Instruction: Print the entries in full, word for word, but not the pictures.
== Records for this exercise
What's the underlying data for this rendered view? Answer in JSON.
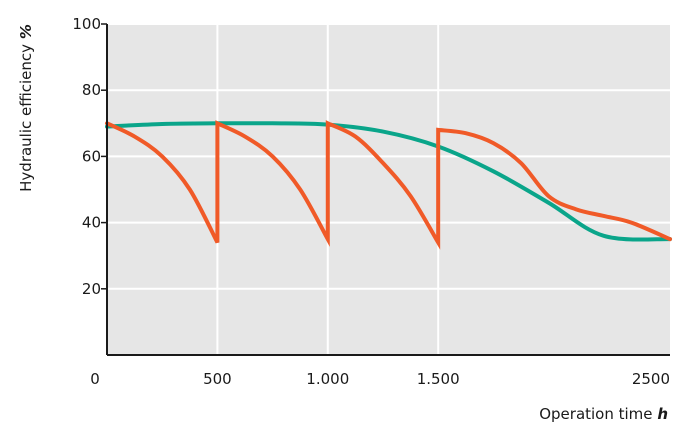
{
  "chart_data": {
    "type": "line",
    "title": "",
    "xlabel": "Operation time",
    "xlabel_unit": "h",
    "ylabel": "Hydraulic efficiency",
    "ylabel_unit": "%",
    "xlim": [
      0,
      2550
    ],
    "ylim": [
      0,
      100
    ],
    "x_ticks": [
      {
        "value": 0,
        "label": "0"
      },
      {
        "value": 500,
        "label": "500"
      },
      {
        "value": 1000,
        "label": "1.000"
      },
      {
        "value": 1500,
        "label": "1.500"
      },
      {
        "value": 2500,
        "label": "2500"
      }
    ],
    "y_ticks": [
      {
        "value": 20,
        "label": "20"
      },
      {
        "value": 40,
        "label": "40"
      },
      {
        "value": 60,
        "label": "60"
      },
      {
        "value": 80,
        "label": "80"
      },
      {
        "value": 100,
        "label": "100"
      }
    ],
    "vertical_gridlines": [
      500,
      1000,
      1500
    ],
    "horizontal_gridlines": [
      20,
      40,
      60,
      80,
      100
    ],
    "grid": true,
    "legend": false,
    "background_color": "#e6e6e6",
    "series": [
      {
        "color": "#0aa58a",
        "x": [
          0,
          250,
          500,
          750,
          1000,
          1250,
          1500,
          1750,
          2000,
          2250,
          2550
        ],
        "y": [
          69,
          69.8,
          70,
          70,
          69.6,
          67.5,
          63,
          55.5,
          46,
          36,
          35
        ]
      },
      {
        "color": "#f05a28",
        "x": [
          0,
          125,
          250,
          375,
          500,
          500,
          625,
          750,
          875,
          1000,
          1000,
          1125,
          1250,
          1375,
          1500,
          1500,
          1625,
          1750,
          1875,
          2000,
          2125,
          2250,
          2375,
          2550
        ],
        "y": [
          70,
          66,
          60,
          50,
          34,
          70,
          66,
          60,
          50,
          35,
          70,
          66,
          58,
          48,
          34,
          68,
          67,
          64,
          58,
          48,
          44,
          42,
          40,
          35
        ]
      }
    ]
  }
}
====
Full output:
What's the underlying data for this rendered view? Answer in JSON.
{
  "chart_data": {
    "type": "line",
    "title": "",
    "xlabel": "Operation time",
    "xlabel_unit": "h",
    "ylabel": "Hydraulic efficiency",
    "ylabel_unit": "%",
    "xlim": [
      0,
      2550
    ],
    "ylim": [
      0,
      100
    ],
    "x_ticks": [
      {
        "value": 0,
        "label": "0"
      },
      {
        "value": 500,
        "label": "500"
      },
      {
        "value": 1000,
        "label": "1.000"
      },
      {
        "value": 1500,
        "label": "1.500"
      },
      {
        "value": 2500,
        "label": "2500"
      }
    ],
    "y_ticks": [
      {
        "value": 20,
        "label": "20"
      },
      {
        "value": 40,
        "label": "40"
      },
      {
        "value": 60,
        "label": "60"
      },
      {
        "value": 80,
        "label": "80"
      },
      {
        "value": 100,
        "label": "100"
      }
    ],
    "vertical_gridlines": [
      500,
      1000,
      1500
    ],
    "horizontal_gridlines": [
      20,
      40,
      60,
      80,
      100
    ],
    "grid": true,
    "legend": false,
    "background_color": "#e6e6e6",
    "series": [
      {
        "color": "#0aa58a",
        "x": [
          0,
          250,
          500,
          750,
          1000,
          1250,
          1500,
          1750,
          2000,
          2250,
          2550
        ],
        "y": [
          69,
          69.8,
          70,
          70,
          69.6,
          67.5,
          63,
          55.5,
          46,
          36,
          35
        ]
      },
      {
        "color": "#f05a28",
        "x": [
          0,
          125,
          250,
          375,
          500,
          500,
          625,
          750,
          875,
          1000,
          1000,
          1125,
          1250,
          1375,
          1500,
          1500,
          1625,
          1750,
          1875,
          2000,
          2125,
          2250,
          2375,
          2550
        ],
        "y": [
          70,
          66,
          60,
          50,
          34,
          70,
          66,
          60,
          50,
          35,
          70,
          66,
          58,
          48,
          34,
          68,
          67,
          64,
          58,
          48,
          44,
          42,
          40,
          35
        ]
      }
    ]
  }
}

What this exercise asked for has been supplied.